■ **Kutipan Dokumen**
YANG TERUS DICARI, TAPI NGGAK DIHORMATI

YANG TERUS DICARI, TAPI NGGAK DIHORMATI
Yohanes 16.12-15; Roma 8.1-17


Q. Siapakah Roh Kudus?
A. Bersama dengan Bapa n’ Anak, Roh Kudus benar-benar Allah yang kekal, n’ melalui Dia aku dapetin bagian keselamatan.

Zaman kita nih sering disebut era Roh Kudus. Muncul di sana-sini, ajaran yang beragam tentang Roh Kudus. Orang ngeklaim dapat ilham Roh. Orang ngejar-ngejar karunia Roh. Tapi, mau orang belajar tentang Roh Kudus? Sedikit sekali, euy!


Roh Kudus juga pribadi Allah yang kekal. Roh itu disebut Kudus, karena Ia nggak akan pernah bertindak salah. Ia adalah Pribadi yang aktif. Ia jadi Eksekutif, ie. yang ngelaksanain apa yang dirancang oleh Bapa. Ia diutus oleh Bapa n’ Putra. So, bersama-sama dengan Bapa n’ Putra Ia disembah dan dimuliakan (gitu menurut Pengakuan Iman Konstantinopel, 381 M.).

Kawan, cermati ajaran Roh Kudus yang benar. Ingat juga karya Kristus di dunia. Ada persamaanya, loh! Kristus datang ke dunia bukan ‘tuk dilayani, but melayani. Ia nggak ngelakuin kemauannya dewe, tapi kemauan Bapa-Nya yang di surga. So as the Holy Spirit! Ia datang. Tugas-Nya cuman satu, ie. bukan muliain diri-Nya sendiri. But muliain Kristus n’ ingetin kita-kita sama apa yang Kristus pernah sabdain. Jadi khan aneh banget, bukan Kawan, kalo ada ajaran, yang bilang dari Roh Kudus?! Eh ternyata, bertolak belakang sama yang Kristus ucapin.

HARAP–HARAP CEMAS!!!

HARAP–HARAP CEMAS!!!
2 Petrus 3; 1 Tesalonika 4.13-18


Q. Bila Tuhan datang, apa yang akan terjadi?
A. Tuhan mau nyatain keadilan-Nya: semua ditata ulang, dan orang percaya bangkit untuk hidup di tata dunia yang baru.

■ **Tugas Diberikan 1**
Salin persis bagian kutipan dokumen dari "Roh Kudus juga" sampai "yang Kristus ucapin.".
■ **Tugas Diberikan 2**
Menurut kutipan dokumen, mengapa Roh itu disebut Kudus?

■ **Data anotasi tata letak**
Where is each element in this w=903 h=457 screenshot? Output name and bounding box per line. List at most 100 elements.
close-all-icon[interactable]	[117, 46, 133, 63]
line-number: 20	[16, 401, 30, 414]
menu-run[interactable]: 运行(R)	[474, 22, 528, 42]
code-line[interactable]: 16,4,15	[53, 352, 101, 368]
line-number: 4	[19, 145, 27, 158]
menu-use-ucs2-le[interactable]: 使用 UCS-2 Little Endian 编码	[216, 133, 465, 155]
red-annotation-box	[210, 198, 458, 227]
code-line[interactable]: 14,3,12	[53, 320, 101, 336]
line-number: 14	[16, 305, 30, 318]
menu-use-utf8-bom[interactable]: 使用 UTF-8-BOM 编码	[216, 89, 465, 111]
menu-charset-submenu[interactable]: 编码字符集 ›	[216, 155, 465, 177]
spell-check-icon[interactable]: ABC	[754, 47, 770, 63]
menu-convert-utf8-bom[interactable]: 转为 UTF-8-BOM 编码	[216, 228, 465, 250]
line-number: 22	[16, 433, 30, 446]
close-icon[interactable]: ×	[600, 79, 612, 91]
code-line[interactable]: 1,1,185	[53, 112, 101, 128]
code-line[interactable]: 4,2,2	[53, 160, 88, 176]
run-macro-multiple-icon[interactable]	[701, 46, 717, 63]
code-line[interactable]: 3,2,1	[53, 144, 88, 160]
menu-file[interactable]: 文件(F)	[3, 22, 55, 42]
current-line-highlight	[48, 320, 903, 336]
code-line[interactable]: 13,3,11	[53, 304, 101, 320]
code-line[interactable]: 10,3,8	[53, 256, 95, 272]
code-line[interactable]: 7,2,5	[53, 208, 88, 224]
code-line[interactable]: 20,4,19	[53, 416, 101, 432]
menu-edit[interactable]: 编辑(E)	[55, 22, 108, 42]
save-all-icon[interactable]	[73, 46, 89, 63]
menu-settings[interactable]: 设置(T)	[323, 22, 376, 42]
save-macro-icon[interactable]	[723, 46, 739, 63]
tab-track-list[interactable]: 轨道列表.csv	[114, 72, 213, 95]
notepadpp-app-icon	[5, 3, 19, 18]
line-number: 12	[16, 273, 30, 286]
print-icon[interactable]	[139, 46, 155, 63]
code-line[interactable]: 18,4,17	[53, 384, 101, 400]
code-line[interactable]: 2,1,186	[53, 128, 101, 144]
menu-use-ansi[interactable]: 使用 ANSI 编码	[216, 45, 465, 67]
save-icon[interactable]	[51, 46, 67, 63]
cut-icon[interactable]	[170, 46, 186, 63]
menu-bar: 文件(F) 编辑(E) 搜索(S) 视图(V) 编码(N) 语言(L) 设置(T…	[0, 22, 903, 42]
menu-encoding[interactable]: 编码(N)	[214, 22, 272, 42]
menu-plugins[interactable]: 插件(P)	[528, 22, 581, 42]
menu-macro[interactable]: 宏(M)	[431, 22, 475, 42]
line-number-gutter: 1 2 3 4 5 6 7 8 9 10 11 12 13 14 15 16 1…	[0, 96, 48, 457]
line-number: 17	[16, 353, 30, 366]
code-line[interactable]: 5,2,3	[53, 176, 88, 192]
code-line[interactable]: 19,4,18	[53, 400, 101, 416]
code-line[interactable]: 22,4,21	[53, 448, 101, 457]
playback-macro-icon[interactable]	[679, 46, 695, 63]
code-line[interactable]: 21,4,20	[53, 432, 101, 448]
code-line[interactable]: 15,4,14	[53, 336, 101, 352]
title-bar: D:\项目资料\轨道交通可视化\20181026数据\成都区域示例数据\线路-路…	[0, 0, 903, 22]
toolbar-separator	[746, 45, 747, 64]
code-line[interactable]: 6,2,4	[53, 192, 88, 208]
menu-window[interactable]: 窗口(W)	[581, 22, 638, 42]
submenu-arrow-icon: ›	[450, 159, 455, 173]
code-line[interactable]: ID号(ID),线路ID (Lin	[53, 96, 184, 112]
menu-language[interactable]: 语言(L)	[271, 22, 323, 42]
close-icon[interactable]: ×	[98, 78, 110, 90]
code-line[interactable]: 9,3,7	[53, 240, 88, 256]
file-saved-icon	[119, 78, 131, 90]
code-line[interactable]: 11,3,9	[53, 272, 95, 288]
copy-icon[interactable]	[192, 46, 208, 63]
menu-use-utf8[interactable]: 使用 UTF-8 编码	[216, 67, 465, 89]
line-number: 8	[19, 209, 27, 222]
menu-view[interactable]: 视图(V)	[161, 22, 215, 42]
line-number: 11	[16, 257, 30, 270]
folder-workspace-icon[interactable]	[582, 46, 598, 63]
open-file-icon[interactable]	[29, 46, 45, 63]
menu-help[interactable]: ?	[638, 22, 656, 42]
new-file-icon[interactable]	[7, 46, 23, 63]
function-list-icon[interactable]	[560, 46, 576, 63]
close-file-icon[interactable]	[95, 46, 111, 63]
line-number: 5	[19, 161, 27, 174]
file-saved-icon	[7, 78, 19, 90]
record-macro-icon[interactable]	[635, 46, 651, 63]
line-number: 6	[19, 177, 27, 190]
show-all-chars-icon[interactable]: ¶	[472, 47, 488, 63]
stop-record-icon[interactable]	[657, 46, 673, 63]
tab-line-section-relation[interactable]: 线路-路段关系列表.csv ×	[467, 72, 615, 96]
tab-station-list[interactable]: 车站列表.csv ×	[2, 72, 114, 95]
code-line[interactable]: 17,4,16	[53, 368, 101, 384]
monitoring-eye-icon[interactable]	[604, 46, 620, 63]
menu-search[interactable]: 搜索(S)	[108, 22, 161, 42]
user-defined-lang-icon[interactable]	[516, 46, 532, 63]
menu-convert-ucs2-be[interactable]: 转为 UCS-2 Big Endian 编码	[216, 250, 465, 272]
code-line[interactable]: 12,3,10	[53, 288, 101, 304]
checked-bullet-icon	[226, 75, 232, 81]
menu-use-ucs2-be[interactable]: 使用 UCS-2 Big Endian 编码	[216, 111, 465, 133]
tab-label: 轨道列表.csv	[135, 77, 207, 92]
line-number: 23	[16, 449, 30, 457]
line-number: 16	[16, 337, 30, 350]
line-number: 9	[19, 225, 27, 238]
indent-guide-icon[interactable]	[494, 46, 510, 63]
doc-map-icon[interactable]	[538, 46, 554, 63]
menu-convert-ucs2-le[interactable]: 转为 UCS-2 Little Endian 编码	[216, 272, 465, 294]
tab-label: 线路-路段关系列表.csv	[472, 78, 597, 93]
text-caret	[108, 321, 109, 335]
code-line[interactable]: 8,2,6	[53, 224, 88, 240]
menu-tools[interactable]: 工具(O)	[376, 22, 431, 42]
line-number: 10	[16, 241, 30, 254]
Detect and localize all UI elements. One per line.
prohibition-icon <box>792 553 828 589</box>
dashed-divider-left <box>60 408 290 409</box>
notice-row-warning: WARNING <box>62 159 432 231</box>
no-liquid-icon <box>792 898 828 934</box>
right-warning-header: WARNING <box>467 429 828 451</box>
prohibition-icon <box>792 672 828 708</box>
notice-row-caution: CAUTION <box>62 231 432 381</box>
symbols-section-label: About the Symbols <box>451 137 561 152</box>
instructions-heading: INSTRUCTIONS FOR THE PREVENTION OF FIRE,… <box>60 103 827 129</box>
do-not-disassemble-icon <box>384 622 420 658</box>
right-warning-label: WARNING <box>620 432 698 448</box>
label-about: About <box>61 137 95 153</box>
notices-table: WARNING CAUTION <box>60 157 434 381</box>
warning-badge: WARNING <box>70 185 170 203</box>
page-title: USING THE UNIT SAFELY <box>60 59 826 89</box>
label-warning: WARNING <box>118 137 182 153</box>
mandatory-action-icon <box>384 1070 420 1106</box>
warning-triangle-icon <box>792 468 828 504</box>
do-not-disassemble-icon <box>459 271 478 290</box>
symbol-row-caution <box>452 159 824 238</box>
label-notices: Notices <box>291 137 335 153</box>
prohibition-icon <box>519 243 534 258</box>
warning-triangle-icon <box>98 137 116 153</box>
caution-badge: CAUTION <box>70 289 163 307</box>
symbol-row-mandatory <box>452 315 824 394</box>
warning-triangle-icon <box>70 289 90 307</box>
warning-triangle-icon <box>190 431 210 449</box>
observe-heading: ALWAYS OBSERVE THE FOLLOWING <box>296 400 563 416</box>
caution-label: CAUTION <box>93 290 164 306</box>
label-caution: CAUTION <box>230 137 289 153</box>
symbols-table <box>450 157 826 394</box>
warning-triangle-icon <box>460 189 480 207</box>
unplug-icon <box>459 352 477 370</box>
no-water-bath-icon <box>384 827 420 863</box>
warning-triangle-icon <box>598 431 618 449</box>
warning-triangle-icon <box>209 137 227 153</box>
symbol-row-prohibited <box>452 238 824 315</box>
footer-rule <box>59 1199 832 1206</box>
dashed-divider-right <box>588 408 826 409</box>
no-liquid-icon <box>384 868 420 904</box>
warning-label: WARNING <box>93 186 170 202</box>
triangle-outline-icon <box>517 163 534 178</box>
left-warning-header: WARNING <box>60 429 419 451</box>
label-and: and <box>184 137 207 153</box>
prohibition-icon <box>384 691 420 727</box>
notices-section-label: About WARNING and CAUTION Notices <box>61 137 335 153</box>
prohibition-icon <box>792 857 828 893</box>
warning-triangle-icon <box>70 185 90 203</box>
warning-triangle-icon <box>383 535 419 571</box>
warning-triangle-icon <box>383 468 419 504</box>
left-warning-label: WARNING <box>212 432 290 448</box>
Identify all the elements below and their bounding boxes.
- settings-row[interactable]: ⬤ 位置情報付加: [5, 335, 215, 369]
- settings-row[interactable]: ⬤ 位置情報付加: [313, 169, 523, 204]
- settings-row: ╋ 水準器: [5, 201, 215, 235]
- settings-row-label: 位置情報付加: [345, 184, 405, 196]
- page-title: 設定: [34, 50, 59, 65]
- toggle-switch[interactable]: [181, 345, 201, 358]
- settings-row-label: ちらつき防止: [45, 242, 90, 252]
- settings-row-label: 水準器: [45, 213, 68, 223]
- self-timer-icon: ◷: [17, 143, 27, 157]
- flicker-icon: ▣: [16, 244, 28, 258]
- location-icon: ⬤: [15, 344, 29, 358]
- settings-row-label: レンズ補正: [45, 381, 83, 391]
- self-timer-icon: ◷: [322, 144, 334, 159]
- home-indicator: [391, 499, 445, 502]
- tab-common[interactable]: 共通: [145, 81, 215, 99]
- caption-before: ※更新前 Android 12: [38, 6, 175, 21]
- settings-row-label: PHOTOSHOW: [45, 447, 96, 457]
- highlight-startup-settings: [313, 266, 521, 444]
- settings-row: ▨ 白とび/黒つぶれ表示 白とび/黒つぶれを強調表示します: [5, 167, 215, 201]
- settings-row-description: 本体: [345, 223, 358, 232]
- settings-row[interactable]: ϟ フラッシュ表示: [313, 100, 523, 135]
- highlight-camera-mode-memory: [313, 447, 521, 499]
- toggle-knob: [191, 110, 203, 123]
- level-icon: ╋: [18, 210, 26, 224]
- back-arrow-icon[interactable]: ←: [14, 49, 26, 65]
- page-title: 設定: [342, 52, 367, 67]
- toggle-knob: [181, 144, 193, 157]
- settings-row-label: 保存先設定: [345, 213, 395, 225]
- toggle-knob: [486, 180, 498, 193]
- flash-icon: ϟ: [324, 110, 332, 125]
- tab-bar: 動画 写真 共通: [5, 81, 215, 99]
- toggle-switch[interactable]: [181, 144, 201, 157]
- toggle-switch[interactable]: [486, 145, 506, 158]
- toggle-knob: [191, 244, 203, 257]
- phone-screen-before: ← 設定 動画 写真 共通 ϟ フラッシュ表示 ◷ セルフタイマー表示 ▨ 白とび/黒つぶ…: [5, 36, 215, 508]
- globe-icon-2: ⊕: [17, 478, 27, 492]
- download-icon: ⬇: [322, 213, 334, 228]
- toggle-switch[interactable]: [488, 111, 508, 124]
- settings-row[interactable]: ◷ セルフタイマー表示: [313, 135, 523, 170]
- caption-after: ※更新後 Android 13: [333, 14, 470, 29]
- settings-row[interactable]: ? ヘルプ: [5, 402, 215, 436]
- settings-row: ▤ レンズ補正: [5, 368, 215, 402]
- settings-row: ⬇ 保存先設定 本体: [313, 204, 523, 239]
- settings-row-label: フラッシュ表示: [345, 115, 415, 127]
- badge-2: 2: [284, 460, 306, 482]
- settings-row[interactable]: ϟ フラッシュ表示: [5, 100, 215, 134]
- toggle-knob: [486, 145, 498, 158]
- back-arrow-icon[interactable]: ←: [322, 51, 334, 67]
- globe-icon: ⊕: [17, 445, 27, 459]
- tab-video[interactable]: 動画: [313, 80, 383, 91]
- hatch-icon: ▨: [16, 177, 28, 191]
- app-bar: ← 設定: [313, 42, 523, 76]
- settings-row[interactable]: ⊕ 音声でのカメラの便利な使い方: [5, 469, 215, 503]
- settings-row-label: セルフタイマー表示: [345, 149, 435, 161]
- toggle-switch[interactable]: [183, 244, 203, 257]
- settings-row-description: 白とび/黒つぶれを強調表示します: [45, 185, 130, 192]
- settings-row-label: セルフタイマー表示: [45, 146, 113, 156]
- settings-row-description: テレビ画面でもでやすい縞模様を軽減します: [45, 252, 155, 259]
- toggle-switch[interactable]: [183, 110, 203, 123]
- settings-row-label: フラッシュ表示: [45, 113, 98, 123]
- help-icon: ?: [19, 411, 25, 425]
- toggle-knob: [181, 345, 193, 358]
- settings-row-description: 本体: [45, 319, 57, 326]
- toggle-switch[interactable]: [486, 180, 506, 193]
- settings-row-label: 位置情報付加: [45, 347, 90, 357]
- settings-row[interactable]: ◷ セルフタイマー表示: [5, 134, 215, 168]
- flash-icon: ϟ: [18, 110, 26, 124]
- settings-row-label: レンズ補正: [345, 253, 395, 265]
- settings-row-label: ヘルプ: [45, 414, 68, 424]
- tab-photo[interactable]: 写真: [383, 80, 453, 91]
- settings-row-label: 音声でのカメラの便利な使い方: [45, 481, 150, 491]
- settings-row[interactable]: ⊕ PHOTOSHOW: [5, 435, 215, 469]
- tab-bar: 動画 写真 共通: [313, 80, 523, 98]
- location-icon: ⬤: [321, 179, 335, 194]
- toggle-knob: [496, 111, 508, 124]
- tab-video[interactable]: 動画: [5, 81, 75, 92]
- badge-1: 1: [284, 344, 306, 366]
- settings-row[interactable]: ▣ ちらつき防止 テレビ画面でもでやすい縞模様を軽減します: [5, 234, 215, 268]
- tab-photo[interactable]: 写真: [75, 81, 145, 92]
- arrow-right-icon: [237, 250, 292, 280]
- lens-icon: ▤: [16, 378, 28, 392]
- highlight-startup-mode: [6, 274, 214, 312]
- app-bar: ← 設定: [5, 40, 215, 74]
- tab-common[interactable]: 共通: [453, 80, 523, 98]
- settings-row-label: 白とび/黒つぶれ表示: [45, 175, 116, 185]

■ **Jawaban Benar 1**
Roh Kudus juga pribadi Allah yang kekal. Roh itu disebut Kudus, karena Ia nggak akan pernah bertindak salah. Ia adalah Pribadi yang aktif. Ia jadi Eksekutif, ie. yang ngelaksanain apa yang dirancang oleh Bapa. Ia diutus oleh Bapa n’ Putra. So, bersama-sama dengan Bapa n’ Putra Ia disembah dan dimuliakan (gitu menurut Pengakuan Iman Konstantinopel, 381 M.).

Kawan, cermati ajaran Roh Kudus yang benar. Ingat juga karya Kristus di dunia. Ada persamaanya, loh! Kristus datang ke dunia bukan ‘tuk dilayani, but melayani. Ia nggak ngelakuin kemauannya dewe, tapi kemauan Bapa-Nya yang di surga. So as the Holy Spirit! Ia datang. Tugas-Nya cuman satu, ie. bukan muliain diri-Nya sendiri. But muliain Kristus n’ ingetin kita-kita sama apa yang Kristus pernah sabdain. Jadi khan aneh banget, bukan Kawan, kalo ada ajaran, yang bilang dari Roh Kudus?! Eh ternyata, bertolak belakang sama yang Kristus ucapin.

■ **Jawaban Benar 2**
Karena Ia tidak akan pernah bertindak salah.